_Source material:_
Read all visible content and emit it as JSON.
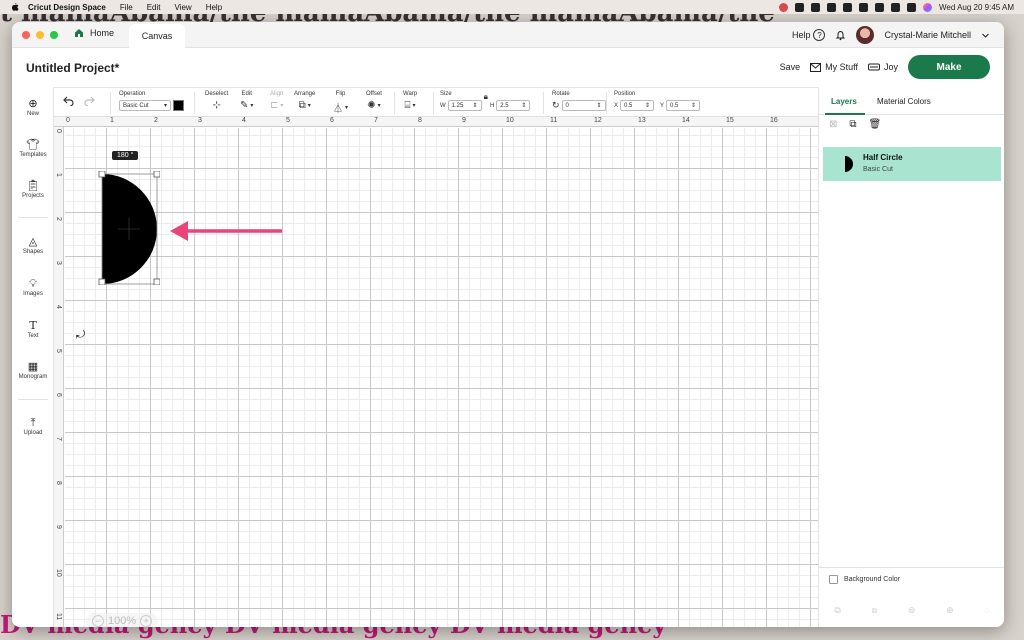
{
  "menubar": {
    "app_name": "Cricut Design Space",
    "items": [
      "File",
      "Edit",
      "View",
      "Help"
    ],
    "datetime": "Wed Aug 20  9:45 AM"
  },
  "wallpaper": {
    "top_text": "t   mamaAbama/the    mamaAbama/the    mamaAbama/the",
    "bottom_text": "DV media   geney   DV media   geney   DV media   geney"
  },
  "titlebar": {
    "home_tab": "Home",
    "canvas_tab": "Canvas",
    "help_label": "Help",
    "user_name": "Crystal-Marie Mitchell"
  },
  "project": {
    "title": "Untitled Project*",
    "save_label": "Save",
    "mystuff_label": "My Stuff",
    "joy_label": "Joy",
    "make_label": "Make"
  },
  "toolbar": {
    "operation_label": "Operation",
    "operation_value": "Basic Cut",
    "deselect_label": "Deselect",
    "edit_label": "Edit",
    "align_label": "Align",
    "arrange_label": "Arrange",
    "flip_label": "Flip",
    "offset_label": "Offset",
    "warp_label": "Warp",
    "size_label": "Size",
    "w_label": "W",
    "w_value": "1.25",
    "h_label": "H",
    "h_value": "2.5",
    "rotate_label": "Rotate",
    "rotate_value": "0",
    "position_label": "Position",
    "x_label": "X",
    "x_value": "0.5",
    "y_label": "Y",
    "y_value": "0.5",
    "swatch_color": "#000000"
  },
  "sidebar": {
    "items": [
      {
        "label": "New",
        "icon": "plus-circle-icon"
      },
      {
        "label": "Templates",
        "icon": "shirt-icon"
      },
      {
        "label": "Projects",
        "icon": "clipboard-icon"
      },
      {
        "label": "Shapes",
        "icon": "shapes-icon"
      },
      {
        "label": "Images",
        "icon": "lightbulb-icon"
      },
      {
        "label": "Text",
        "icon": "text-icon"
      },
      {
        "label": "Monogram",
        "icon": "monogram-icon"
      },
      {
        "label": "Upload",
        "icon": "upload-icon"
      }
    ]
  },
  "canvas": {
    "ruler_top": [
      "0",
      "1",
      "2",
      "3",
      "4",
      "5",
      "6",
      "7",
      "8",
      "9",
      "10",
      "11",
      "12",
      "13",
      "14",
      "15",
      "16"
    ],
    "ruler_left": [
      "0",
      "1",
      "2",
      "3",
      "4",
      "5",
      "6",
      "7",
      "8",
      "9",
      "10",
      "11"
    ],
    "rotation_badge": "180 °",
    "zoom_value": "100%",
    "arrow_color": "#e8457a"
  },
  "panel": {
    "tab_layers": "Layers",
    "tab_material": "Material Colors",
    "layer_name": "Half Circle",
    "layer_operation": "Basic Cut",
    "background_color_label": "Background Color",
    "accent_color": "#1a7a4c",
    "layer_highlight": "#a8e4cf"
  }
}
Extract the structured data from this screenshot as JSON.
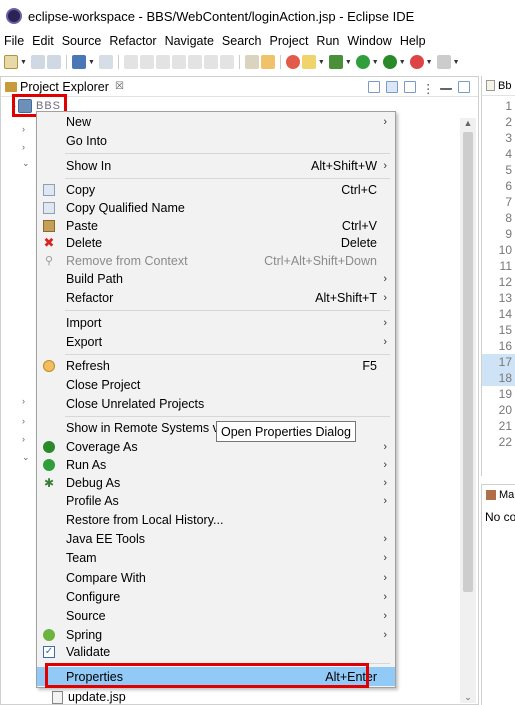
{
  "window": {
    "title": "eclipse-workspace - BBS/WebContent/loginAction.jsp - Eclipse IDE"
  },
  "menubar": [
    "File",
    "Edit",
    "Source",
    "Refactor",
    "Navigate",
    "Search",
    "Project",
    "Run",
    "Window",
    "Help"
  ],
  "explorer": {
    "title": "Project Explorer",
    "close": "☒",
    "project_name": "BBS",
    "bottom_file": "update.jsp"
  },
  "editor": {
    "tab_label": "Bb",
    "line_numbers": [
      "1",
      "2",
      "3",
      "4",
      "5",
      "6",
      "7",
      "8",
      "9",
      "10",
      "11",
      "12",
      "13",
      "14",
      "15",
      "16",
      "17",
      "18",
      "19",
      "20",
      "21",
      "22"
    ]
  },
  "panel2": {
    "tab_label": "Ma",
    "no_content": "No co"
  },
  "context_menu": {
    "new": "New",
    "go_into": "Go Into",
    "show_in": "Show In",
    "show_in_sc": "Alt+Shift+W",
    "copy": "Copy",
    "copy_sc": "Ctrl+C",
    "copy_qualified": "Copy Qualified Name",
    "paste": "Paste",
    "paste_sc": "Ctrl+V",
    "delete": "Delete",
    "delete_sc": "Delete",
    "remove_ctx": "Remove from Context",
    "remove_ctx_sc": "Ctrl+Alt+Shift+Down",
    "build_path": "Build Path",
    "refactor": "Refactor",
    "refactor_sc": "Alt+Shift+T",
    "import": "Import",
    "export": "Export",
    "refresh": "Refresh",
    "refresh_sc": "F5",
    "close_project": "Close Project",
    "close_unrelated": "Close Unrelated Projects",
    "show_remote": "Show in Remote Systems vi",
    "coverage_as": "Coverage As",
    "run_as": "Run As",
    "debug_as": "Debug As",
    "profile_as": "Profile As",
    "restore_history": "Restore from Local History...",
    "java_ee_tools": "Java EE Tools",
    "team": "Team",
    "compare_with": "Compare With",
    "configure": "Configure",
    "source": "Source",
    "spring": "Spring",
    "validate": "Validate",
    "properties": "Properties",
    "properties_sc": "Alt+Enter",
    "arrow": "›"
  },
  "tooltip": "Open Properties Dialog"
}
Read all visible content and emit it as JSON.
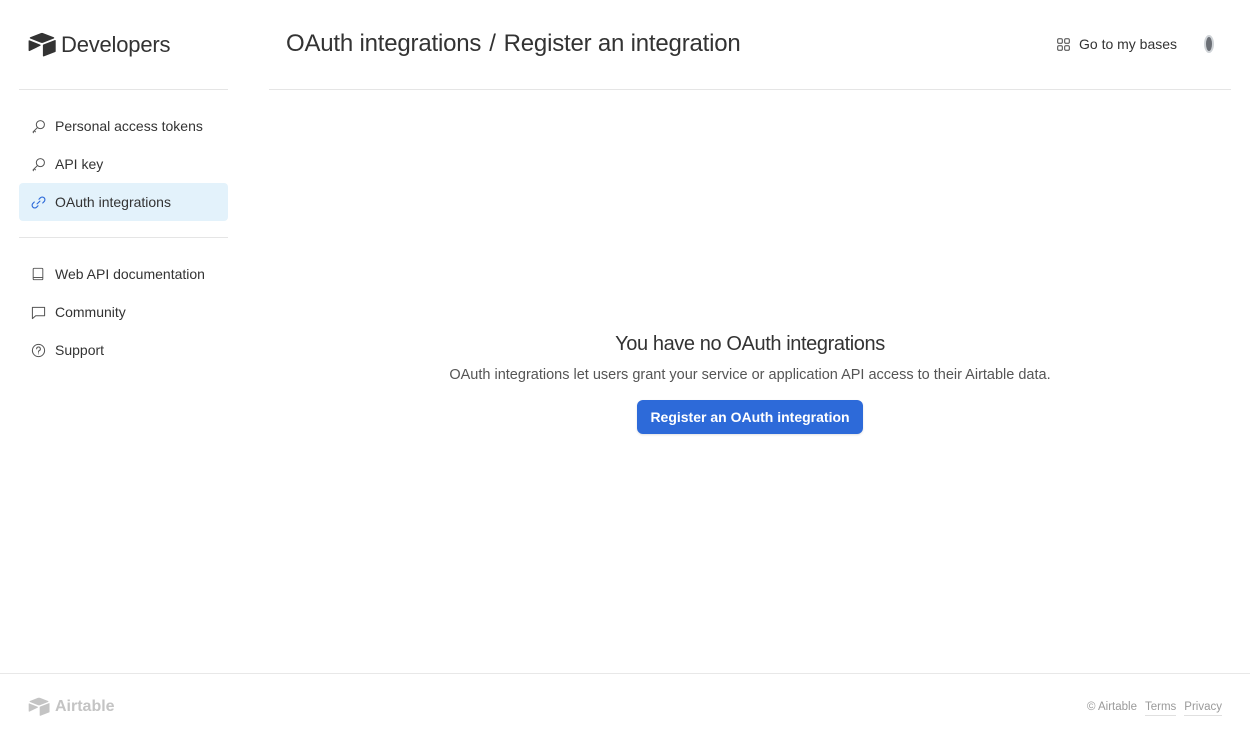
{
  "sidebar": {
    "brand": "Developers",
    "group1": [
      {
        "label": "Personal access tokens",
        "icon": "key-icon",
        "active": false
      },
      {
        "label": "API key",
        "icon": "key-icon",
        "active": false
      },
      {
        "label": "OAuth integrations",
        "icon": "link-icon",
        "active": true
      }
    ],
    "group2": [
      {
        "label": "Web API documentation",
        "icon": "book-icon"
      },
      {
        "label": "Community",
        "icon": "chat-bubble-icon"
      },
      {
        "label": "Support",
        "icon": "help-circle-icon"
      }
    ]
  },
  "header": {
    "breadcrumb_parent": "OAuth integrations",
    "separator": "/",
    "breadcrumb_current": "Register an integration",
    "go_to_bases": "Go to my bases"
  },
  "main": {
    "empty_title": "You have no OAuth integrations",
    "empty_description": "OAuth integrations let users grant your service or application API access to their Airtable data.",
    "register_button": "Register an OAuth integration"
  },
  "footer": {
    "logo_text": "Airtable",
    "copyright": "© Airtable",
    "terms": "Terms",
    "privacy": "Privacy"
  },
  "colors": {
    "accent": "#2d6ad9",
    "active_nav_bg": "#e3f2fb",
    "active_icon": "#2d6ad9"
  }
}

_Exercise:_ Quote the full listing above word for word; exclude every picture from the copy.

_Result:_
Read all visible content and emit it as JSON.
{
  "menubar": {
    "app_name": "Cricut Design Space",
    "items": [
      "File",
      "Edit",
      "View",
      "Help"
    ],
    "datetime": "Wed Aug 20  9:45 AM"
  },
  "wallpaper": {
    "top_text": "t   mamaAbama/the    mamaAbama/the    mamaAbama/the",
    "bottom_text": "DV media   geney   DV media   geney   DV media   geney"
  },
  "titlebar": {
    "home_tab": "Home",
    "canvas_tab": "Canvas",
    "help_label": "Help",
    "user_name": "Crystal-Marie Mitchell"
  },
  "project": {
    "title": "Untitled Project*",
    "save_label": "Save",
    "mystuff_label": "My Stuff",
    "joy_label": "Joy",
    "make_label": "Make"
  },
  "toolbar": {
    "operation_label": "Operation",
    "operation_value": "Basic Cut",
    "deselect_label": "Deselect",
    "edit_label": "Edit",
    "align_label": "Align",
    "arrange_label": "Arrange",
    "flip_label": "Flip",
    "offset_label": "Offset",
    "warp_label": "Warp",
    "size_label": "Size",
    "w_label": "W",
    "w_value": "1.25",
    "h_label": "H",
    "h_value": "2.5",
    "rotate_label": "Rotate",
    "rotate_value": "0",
    "position_label": "Position",
    "x_label": "X",
    "x_value": "0.5",
    "y_label": "Y",
    "y_value": "0.5",
    "swatch_color": "#000000"
  },
  "sidebar": {
    "items": [
      {
        "label": "New",
        "icon": "plus-circle-icon"
      },
      {
        "label": "Templates",
        "icon": "shirt-icon"
      },
      {
        "label": "Projects",
        "icon": "clipboard-icon"
      },
      {
        "label": "Shapes",
        "icon": "shapes-icon"
      },
      {
        "label": "Images",
        "icon": "lightbulb-icon"
      },
      {
        "label": "Text",
        "icon": "text-icon"
      },
      {
        "label": "Monogram",
        "icon": "monogram-icon"
      },
      {
        "label": "Upload",
        "icon": "upload-icon"
      }
    ]
  },
  "canvas": {
    "ruler_top": [
      "0",
      "1",
      "2",
      "3",
      "4",
      "5",
      "6",
      "7",
      "8",
      "9",
      "10",
      "11",
      "12",
      "13",
      "14",
      "15",
      "16"
    ],
    "ruler_left": [
      "0",
      "1",
      "2",
      "3",
      "4",
      "5",
      "6",
      "7",
      "8",
      "9",
      "10",
      "11"
    ],
    "rotation_badge": "180 °",
    "zoom_value": "100%",
    "arrow_color": "#e8457a"
  },
  "panel": {
    "tab_layers": "Layers",
    "tab_material": "Material Colors",
    "layer_name": "Half Circle",
    "layer_operation": "Basic Cut",
    "background_color_label": "Background Color",
    "accent_color": "#1a7a4c",
    "layer_highlight": "#a8e4cf"
  }
}
Extract the structured data from this screenshot as JSON.
{
  "window": {
    "title": "eclipse-workspace - BBS/WebContent/loginAction.jsp - Eclipse IDE"
  },
  "menubar": [
    "File",
    "Edit",
    "Source",
    "Refactor",
    "Navigate",
    "Search",
    "Project",
    "Run",
    "Window",
    "Help"
  ],
  "explorer": {
    "title": "Project Explorer",
    "close": "☒",
    "project_name": "BBS",
    "bottom_file": "update.jsp"
  },
  "editor": {
    "tab_label": "Bb",
    "line_numbers": [
      "1",
      "2",
      "3",
      "4",
      "5",
      "6",
      "7",
      "8",
      "9",
      "10",
      "11",
      "12",
      "13",
      "14",
      "15",
      "16",
      "17",
      "18",
      "19",
      "20",
      "21",
      "22"
    ]
  },
  "panel2": {
    "tab_label": "Ma",
    "no_content": "No co"
  },
  "context_menu": {
    "new": "New",
    "go_into": "Go Into",
    "show_in": "Show In",
    "show_in_sc": "Alt+Shift+W",
    "copy": "Copy",
    "copy_sc": "Ctrl+C",
    "copy_qualified": "Copy Qualified Name",
    "paste": "Paste",
    "paste_sc": "Ctrl+V",
    "delete": "Delete",
    "delete_sc": "Delete",
    "remove_ctx": "Remove from Context",
    "remove_ctx_sc": "Ctrl+Alt+Shift+Down",
    "build_path": "Build Path",
    "refactor": "Refactor",
    "refactor_sc": "Alt+Shift+T",
    "import": "Import",
    "export": "Export",
    "refresh": "Refresh",
    "refresh_sc": "F5",
    "close_project": "Close Project",
    "close_unrelated": "Close Unrelated Projects",
    "show_remote": "Show in Remote Systems vi",
    "coverage_as": "Coverage As",
    "run_as": "Run As",
    "debug_as": "Debug As",
    "profile_as": "Profile As",
    "restore_history": "Restore from Local History...",
    "java_ee_tools": "Java EE Tools",
    "team": "Team",
    "compare_with": "Compare With",
    "configure": "Configure",
    "source": "Source",
    "spring": "Spring",
    "validate": "Validate",
    "properties": "Properties",
    "properties_sc": "Alt+Enter",
    "arrow": "›"
  },
  "tooltip": "Open Properties Dialog"
}
Read all visible content and emit it as JSON.
{
  "sidebar": {
    "brand": "Developers",
    "group1": [
      {
        "label": "Personal access tokens",
        "icon": "key-icon",
        "active": false
      },
      {
        "label": "API key",
        "icon": "key-icon",
        "active": false
      },
      {
        "label": "OAuth integrations",
        "icon": "link-icon",
        "active": true
      }
    ],
    "group2": [
      {
        "label": "Web API documentation",
        "icon": "book-icon"
      },
      {
        "label": "Community",
        "icon": "chat-bubble-icon"
      },
      {
        "label": "Support",
        "icon": "help-circle-icon"
      }
    ]
  },
  "header": {
    "breadcrumb_parent": "OAuth integrations",
    "separator": "/",
    "breadcrumb_current": "Register an integration",
    "go_to_bases": "Go to my bases"
  },
  "main": {
    "empty_title": "You have no OAuth integrations",
    "empty_description": "OAuth integrations let users grant your service or application API access to their Airtable data.",
    "register_button": "Register an OAuth integration"
  },
  "footer": {
    "logo_text": "Airtable",
    "copyright": "© Airtable",
    "terms": "Terms",
    "privacy": "Privacy"
  },
  "colors": {
    "accent": "#2d6ad9",
    "active_nav_bg": "#e3f2fb",
    "active_icon": "#2d6ad9"
  }
}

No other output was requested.